> Materials provided
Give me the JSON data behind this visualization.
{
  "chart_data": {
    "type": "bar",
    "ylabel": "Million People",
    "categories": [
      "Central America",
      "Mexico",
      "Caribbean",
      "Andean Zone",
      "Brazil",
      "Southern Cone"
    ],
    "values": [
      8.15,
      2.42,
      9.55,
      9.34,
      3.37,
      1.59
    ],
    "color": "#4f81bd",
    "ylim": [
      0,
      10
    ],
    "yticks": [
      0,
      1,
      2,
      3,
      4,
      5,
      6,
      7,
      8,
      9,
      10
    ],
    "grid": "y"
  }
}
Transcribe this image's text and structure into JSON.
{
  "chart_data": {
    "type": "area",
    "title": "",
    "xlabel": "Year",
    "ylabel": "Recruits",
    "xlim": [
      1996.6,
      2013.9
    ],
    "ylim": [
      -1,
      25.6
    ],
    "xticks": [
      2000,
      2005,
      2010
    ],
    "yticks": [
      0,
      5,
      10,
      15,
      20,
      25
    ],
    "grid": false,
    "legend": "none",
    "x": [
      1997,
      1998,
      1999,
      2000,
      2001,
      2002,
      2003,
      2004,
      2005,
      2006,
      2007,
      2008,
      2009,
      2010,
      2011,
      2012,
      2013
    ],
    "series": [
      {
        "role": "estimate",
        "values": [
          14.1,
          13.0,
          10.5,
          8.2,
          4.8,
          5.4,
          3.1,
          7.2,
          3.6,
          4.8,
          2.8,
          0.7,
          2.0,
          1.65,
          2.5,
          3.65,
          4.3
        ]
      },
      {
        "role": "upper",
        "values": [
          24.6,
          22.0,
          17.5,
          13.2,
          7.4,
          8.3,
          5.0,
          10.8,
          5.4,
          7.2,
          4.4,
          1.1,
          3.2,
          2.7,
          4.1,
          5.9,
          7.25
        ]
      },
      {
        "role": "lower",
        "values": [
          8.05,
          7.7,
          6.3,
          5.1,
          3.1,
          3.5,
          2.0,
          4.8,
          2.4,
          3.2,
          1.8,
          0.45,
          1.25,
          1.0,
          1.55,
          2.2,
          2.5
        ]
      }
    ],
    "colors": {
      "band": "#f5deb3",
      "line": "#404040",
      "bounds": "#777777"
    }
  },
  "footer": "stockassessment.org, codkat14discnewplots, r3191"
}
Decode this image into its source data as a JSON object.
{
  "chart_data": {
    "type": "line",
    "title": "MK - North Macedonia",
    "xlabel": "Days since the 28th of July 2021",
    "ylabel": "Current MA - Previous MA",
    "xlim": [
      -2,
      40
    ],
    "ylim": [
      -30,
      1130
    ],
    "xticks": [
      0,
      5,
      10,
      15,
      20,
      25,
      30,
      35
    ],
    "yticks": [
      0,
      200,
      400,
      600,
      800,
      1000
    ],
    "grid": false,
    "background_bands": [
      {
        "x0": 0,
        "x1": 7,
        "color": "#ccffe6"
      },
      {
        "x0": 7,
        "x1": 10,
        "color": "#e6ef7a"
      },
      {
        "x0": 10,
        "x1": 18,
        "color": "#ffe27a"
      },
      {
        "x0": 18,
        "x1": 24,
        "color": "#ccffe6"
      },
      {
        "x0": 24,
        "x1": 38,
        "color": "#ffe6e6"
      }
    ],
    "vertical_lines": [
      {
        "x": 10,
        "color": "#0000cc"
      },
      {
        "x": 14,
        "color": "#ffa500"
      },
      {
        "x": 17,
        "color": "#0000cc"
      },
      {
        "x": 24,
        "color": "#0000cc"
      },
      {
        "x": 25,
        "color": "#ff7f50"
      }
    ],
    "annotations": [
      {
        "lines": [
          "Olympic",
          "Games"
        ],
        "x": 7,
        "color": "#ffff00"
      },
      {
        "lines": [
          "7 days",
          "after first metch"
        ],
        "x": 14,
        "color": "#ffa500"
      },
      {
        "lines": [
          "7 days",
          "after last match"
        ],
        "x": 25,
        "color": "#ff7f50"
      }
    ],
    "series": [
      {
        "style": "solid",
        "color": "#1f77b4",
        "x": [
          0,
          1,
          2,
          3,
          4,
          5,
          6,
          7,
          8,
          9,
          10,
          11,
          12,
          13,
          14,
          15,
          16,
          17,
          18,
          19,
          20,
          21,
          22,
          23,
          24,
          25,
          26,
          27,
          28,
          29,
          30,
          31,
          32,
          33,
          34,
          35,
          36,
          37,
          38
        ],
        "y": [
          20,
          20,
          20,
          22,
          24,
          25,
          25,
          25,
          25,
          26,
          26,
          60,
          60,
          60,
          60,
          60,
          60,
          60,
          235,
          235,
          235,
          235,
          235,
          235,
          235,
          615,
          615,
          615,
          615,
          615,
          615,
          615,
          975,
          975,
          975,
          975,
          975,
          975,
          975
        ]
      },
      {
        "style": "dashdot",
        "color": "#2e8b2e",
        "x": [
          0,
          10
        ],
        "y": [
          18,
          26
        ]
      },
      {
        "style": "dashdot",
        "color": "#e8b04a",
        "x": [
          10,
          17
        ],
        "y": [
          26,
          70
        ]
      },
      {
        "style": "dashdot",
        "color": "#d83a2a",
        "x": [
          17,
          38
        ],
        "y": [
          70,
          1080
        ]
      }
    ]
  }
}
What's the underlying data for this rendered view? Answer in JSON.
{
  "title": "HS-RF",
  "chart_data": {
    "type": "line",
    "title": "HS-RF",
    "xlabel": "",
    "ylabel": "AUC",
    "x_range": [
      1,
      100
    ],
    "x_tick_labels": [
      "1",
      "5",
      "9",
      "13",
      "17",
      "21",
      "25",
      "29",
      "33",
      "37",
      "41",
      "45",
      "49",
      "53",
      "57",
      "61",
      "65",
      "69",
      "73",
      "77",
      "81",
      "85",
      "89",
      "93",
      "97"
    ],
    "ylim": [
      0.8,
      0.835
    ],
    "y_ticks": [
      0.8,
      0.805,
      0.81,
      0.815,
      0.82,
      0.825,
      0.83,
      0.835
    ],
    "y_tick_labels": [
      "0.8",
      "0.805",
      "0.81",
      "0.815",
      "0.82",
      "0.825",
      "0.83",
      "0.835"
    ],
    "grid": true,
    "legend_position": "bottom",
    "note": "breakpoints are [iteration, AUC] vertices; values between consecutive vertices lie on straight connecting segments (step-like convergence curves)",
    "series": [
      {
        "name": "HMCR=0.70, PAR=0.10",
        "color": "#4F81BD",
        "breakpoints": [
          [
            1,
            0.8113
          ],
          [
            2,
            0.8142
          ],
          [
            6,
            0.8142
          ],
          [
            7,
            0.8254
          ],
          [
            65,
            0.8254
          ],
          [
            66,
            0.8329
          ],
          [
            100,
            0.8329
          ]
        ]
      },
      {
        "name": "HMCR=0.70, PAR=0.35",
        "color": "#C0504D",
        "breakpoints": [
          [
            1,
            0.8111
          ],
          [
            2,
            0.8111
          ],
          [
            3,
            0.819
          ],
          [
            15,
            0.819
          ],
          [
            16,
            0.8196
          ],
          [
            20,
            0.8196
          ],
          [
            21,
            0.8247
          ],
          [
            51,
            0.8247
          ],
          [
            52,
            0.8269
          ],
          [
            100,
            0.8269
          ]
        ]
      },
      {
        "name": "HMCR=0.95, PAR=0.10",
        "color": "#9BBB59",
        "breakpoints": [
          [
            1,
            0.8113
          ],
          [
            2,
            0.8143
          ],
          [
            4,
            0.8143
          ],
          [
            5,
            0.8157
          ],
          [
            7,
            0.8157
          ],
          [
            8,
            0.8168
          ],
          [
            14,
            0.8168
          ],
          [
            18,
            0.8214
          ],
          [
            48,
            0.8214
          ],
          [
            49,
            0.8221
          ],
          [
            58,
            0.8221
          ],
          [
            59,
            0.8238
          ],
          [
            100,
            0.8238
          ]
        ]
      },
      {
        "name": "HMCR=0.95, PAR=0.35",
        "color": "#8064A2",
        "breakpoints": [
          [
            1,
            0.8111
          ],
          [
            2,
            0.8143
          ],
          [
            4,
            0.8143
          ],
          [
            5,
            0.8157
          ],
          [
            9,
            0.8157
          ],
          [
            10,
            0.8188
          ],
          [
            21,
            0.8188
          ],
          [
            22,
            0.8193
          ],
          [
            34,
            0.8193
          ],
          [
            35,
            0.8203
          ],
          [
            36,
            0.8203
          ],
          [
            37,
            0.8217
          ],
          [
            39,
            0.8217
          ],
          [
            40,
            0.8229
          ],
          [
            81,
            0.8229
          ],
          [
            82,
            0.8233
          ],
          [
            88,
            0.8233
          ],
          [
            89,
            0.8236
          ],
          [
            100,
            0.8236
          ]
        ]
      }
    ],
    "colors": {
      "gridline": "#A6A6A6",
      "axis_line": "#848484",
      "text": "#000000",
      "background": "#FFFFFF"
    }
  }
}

> Your goal
State how many lines of the records hold the string "type", and nothing else.

> Solution to this task
4